## Problem statement
Copy every line of the records below that holds the word "généralement".
## start Material for the task
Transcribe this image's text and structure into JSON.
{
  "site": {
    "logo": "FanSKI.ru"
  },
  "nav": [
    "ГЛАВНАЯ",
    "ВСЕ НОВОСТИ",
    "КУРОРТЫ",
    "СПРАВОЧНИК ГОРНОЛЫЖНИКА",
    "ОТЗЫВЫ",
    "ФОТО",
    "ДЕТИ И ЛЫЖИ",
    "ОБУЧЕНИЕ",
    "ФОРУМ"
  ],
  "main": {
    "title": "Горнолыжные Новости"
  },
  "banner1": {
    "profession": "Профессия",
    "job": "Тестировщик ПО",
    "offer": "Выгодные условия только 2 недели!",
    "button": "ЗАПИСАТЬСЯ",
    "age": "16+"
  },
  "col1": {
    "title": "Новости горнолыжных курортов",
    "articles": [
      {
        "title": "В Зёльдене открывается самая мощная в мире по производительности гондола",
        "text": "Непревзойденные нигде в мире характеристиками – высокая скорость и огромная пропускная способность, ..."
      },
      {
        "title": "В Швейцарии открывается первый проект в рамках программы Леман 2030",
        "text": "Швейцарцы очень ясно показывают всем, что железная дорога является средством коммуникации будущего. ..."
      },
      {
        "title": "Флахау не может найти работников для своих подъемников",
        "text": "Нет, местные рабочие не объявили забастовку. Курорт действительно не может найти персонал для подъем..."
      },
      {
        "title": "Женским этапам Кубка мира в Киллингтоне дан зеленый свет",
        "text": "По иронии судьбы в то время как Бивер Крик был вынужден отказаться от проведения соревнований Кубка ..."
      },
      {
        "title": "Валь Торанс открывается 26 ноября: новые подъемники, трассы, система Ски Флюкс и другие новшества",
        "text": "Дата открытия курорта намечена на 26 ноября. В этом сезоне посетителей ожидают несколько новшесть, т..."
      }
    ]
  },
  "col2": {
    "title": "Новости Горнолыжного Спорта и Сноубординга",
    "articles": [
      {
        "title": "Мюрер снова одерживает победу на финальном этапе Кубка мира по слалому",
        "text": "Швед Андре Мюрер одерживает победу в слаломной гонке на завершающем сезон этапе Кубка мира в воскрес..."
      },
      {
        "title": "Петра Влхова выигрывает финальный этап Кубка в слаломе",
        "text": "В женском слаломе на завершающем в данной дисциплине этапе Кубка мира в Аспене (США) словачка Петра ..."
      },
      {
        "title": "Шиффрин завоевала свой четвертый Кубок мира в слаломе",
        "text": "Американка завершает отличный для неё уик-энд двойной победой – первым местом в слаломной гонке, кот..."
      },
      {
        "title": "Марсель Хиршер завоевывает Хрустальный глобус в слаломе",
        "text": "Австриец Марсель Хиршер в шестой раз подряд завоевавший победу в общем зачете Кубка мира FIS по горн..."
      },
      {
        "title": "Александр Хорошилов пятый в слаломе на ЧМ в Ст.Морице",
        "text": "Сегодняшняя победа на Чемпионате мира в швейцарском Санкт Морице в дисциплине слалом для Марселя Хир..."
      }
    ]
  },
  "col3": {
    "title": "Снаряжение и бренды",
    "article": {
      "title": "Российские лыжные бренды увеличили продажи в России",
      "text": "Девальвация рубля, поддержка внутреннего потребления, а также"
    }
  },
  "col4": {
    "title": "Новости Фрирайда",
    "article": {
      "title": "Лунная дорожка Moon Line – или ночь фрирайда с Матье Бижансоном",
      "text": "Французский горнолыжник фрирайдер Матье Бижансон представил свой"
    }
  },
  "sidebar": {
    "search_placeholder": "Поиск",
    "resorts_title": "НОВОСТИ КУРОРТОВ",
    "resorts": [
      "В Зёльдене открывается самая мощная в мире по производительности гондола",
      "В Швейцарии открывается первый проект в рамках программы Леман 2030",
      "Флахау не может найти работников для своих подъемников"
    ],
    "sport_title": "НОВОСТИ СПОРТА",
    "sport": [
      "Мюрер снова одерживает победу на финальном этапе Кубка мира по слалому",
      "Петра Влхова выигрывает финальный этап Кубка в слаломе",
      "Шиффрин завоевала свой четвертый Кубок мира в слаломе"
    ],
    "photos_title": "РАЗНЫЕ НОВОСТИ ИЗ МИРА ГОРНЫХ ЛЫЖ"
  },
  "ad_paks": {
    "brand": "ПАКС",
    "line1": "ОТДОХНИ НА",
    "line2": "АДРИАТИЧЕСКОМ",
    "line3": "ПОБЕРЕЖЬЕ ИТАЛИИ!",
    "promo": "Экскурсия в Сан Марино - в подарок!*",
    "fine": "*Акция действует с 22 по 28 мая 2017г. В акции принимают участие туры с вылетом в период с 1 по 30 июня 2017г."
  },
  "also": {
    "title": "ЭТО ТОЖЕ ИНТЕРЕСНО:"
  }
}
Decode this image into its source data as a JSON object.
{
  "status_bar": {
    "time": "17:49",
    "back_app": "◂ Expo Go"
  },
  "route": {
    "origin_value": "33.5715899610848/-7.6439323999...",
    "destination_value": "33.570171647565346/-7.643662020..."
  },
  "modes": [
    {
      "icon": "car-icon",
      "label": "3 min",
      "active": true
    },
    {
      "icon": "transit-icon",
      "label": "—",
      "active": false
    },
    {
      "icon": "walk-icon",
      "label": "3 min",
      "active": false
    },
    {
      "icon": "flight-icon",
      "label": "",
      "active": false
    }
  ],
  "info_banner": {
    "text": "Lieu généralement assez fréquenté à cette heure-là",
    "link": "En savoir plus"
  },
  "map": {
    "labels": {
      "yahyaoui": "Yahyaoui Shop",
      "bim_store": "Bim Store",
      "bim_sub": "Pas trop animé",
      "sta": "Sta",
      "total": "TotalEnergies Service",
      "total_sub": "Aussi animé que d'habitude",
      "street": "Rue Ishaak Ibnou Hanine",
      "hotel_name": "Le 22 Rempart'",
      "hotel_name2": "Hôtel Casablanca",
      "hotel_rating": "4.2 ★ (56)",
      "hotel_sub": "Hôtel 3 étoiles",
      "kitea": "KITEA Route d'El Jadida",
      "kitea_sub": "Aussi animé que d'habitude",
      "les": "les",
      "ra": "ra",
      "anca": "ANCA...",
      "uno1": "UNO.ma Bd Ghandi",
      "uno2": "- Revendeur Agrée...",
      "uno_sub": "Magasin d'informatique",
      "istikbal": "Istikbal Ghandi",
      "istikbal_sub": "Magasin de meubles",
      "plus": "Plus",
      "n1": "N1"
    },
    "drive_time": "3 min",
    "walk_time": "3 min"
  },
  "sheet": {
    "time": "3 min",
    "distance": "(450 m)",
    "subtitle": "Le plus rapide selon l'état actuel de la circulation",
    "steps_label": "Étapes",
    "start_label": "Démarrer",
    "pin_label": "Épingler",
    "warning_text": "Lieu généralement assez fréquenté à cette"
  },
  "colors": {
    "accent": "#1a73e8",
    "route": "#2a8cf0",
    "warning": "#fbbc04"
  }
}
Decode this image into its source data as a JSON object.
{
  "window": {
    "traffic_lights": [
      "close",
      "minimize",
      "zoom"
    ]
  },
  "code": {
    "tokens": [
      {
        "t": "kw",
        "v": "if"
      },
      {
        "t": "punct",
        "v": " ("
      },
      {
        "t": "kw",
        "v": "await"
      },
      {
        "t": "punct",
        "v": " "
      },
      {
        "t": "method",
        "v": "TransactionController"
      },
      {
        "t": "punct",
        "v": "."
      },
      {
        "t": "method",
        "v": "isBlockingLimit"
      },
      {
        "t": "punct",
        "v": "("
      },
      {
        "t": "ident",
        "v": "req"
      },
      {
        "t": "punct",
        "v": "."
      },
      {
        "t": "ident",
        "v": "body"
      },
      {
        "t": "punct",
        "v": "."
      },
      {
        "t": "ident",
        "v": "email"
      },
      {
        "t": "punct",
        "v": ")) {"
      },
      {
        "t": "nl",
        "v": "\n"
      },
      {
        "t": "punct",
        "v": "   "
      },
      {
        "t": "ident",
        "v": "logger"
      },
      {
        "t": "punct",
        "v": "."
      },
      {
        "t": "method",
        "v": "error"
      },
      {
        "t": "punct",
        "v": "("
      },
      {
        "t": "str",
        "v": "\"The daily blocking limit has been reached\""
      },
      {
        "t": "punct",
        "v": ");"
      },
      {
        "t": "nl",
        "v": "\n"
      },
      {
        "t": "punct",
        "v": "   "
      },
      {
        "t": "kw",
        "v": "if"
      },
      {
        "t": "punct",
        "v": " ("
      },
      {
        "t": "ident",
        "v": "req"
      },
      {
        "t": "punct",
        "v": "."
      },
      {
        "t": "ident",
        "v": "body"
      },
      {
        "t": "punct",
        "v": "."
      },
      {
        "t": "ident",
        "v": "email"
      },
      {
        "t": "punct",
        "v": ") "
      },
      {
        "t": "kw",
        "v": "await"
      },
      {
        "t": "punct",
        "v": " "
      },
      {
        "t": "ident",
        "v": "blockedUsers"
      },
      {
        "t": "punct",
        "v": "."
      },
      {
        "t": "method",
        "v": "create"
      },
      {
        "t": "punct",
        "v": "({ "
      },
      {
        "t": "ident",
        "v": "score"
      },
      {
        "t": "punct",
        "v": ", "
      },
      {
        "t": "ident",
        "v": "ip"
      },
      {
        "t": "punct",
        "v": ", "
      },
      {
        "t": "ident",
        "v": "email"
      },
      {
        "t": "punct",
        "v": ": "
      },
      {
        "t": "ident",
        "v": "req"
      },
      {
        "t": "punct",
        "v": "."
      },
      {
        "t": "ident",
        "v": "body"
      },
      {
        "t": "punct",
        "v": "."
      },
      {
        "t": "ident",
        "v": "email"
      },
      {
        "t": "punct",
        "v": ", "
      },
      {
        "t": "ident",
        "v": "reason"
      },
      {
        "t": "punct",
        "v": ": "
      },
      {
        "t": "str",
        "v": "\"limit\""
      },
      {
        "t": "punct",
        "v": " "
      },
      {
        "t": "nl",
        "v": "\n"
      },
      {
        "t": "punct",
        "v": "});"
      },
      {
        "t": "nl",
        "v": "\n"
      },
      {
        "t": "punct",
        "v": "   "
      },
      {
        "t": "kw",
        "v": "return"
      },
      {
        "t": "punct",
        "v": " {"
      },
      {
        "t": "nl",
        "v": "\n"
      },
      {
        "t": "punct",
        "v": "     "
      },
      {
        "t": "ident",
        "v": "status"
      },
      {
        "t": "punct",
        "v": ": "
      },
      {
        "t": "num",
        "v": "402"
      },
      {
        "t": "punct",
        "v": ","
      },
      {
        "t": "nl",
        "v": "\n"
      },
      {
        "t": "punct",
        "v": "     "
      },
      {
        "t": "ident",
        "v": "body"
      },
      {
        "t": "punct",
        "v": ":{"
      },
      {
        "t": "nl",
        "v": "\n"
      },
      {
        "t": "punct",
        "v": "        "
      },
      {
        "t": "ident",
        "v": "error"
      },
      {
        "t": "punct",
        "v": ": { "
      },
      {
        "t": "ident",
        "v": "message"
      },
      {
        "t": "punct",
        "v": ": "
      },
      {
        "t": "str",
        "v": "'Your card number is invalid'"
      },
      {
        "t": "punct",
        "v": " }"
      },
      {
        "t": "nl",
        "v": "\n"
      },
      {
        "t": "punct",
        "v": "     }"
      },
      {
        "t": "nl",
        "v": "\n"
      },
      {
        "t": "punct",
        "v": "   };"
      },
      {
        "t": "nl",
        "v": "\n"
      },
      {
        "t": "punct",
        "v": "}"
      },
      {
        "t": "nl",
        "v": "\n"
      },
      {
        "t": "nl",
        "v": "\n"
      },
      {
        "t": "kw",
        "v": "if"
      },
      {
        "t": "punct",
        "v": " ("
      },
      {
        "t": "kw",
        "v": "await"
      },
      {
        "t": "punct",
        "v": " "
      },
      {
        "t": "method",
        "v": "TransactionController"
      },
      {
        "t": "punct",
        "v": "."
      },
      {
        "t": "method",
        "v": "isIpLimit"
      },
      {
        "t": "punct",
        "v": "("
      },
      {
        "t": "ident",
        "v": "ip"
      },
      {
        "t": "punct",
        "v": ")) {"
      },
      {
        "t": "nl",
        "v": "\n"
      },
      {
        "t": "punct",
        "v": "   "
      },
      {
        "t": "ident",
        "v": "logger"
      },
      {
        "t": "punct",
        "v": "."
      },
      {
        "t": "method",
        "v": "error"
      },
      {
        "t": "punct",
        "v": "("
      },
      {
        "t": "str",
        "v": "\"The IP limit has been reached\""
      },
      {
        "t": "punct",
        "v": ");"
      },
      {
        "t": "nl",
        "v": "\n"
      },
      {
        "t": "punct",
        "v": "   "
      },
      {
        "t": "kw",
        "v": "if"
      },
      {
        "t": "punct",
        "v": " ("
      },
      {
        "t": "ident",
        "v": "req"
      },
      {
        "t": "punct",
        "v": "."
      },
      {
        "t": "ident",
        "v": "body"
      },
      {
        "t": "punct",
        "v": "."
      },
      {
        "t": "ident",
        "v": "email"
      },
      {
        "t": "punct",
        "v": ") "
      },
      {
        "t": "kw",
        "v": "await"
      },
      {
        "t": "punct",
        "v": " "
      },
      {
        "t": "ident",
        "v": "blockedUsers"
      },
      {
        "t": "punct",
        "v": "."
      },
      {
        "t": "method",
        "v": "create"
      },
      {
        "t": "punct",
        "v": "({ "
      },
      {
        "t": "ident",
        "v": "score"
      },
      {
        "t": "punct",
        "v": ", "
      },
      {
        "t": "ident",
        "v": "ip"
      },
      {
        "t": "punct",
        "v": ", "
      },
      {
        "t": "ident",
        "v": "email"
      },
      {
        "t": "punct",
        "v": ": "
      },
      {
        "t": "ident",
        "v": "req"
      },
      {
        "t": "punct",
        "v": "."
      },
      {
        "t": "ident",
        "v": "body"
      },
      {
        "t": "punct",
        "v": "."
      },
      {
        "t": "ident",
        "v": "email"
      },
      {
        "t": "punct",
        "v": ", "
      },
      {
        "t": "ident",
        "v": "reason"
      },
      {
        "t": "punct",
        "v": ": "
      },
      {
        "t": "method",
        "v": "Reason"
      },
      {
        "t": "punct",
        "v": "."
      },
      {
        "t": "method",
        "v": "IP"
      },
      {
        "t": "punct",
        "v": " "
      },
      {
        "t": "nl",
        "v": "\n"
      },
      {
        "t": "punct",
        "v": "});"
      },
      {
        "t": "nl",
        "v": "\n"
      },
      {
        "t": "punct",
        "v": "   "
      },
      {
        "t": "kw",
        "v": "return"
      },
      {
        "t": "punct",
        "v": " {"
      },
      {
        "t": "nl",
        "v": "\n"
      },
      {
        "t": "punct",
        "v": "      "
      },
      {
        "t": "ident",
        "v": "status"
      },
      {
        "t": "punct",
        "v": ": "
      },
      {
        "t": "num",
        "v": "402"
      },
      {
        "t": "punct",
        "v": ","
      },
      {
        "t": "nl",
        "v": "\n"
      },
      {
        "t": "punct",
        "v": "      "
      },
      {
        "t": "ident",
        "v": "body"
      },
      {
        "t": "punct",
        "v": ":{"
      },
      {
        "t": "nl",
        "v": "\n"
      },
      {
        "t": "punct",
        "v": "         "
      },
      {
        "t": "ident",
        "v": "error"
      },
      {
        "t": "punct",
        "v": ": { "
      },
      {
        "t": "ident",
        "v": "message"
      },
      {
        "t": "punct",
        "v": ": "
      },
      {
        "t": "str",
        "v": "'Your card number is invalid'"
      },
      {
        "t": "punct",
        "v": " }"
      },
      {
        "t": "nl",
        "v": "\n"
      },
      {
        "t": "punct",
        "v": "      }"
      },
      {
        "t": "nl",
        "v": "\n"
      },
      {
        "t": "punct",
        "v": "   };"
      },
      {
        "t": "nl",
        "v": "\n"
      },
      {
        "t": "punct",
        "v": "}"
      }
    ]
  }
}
## end Material for the task
## Task result
    "text": "Lieu généralement assez fréquenté à cette heure-là",
    "warning_text": "Lieu généralement assez fréquenté à cette"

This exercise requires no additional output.